Extracts from a graphics dataset -
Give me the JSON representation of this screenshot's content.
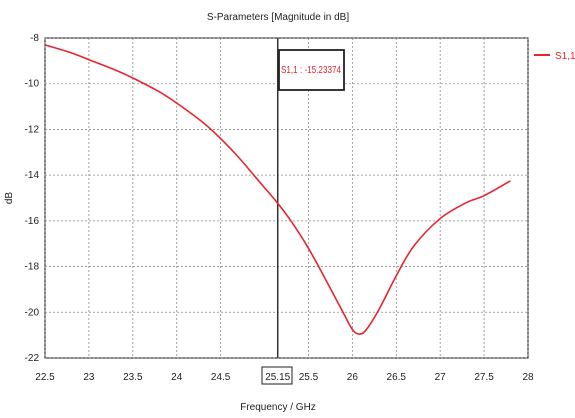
{
  "chart_data": {
    "type": "line",
    "title": "S-Parameters [Magnitude in dB]",
    "xlabel": "Frequency / GHz",
    "ylabel": "dB",
    "xlim": [
      22.5,
      28
    ],
    "ylim": [
      -22,
      -8
    ],
    "x_ticks": [
      22.5,
      23,
      23.5,
      24,
      24.5,
      25.15,
      25.5,
      26,
      26.5,
      27,
      27.5,
      28
    ],
    "x_tick_labels": [
      "22.5",
      "23",
      "23.5",
      "24",
      "24.5",
      "25.15",
      "25.5",
      "26",
      "26.5",
      "27",
      "27.5",
      "28"
    ],
    "y_ticks": [
      -8,
      -10,
      -12,
      -14,
      -16,
      -18,
      -20,
      -22
    ],
    "y_tick_labels": [
      "-8",
      "-10",
      "-12",
      "-14",
      "-16",
      "-18",
      "-20",
      "-22"
    ],
    "grid": true,
    "legend_position": "right",
    "series": [
      {
        "name": "S1,1",
        "color": "#e8242c",
        "x": [
          22.5,
          22.8,
          23.0,
          23.3,
          23.5,
          23.8,
          24.0,
          24.3,
          24.5,
          24.7,
          24.9,
          25.0,
          25.15,
          25.3,
          25.5,
          25.7,
          25.9,
          26.0,
          26.07,
          26.15,
          26.3,
          26.5,
          26.7,
          27.0,
          27.3,
          27.5,
          27.8
        ],
        "values": [
          -8.3,
          -8.65,
          -8.95,
          -9.4,
          -9.75,
          -10.35,
          -10.85,
          -11.7,
          -12.4,
          -13.2,
          -14.1,
          -14.55,
          -15.23,
          -16.0,
          -17.2,
          -18.6,
          -20.05,
          -20.75,
          -20.95,
          -20.8,
          -19.9,
          -18.4,
          -17.1,
          -15.9,
          -15.2,
          -14.9,
          -14.25
        ]
      }
    ],
    "marker": {
      "x": 25.15,
      "label": "S1,1 : -15.23374"
    }
  }
}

Exercise requirements -
Repeat the data exactly, excluding the pictures.

Response to this exercise -
Give me the JSON representation of this screenshot's content.
{
  "chart_data": {
    "type": "line",
    "title": "S-Parameters [Magnitude in dB]",
    "xlabel": "Frequency / GHz",
    "ylabel": "dB",
    "xlim": [
      22.5,
      28
    ],
    "ylim": [
      -22,
      -8
    ],
    "x_ticks": [
      22.5,
      23,
      23.5,
      24,
      24.5,
      25.15,
      25.5,
      26,
      26.5,
      27,
      27.5,
      28
    ],
    "x_tick_labels": [
      "22.5",
      "23",
      "23.5",
      "24",
      "24.5",
      "25.15",
      "25.5",
      "26",
      "26.5",
      "27",
      "27.5",
      "28"
    ],
    "y_ticks": [
      -8,
      -10,
      -12,
      -14,
      -16,
      -18,
      -20,
      -22
    ],
    "y_tick_labels": [
      "-8",
      "-10",
      "-12",
      "-14",
      "-16",
      "-18",
      "-20",
      "-22"
    ],
    "grid": true,
    "legend_position": "right",
    "series": [
      {
        "name": "S1,1",
        "color": "#e8242c",
        "x": [
          22.5,
          22.8,
          23.0,
          23.3,
          23.5,
          23.8,
          24.0,
          24.3,
          24.5,
          24.7,
          24.9,
          25.0,
          25.15,
          25.3,
          25.5,
          25.7,
          25.9,
          26.0,
          26.07,
          26.15,
          26.3,
          26.5,
          26.7,
          27.0,
          27.3,
          27.5,
          27.8
        ],
        "values": [
          -8.3,
          -8.65,
          -8.95,
          -9.4,
          -9.75,
          -10.35,
          -10.85,
          -11.7,
          -12.4,
          -13.2,
          -14.1,
          -14.55,
          -15.23,
          -16.0,
          -17.2,
          -18.6,
          -20.05,
          -20.75,
          -20.95,
          -20.8,
          -19.9,
          -18.4,
          -17.1,
          -15.9,
          -15.2,
          -14.9,
          -14.25
        ]
      }
    ],
    "marker": {
      "x": 25.15,
      "label": "S1,1 : -15.23374"
    }
  }
}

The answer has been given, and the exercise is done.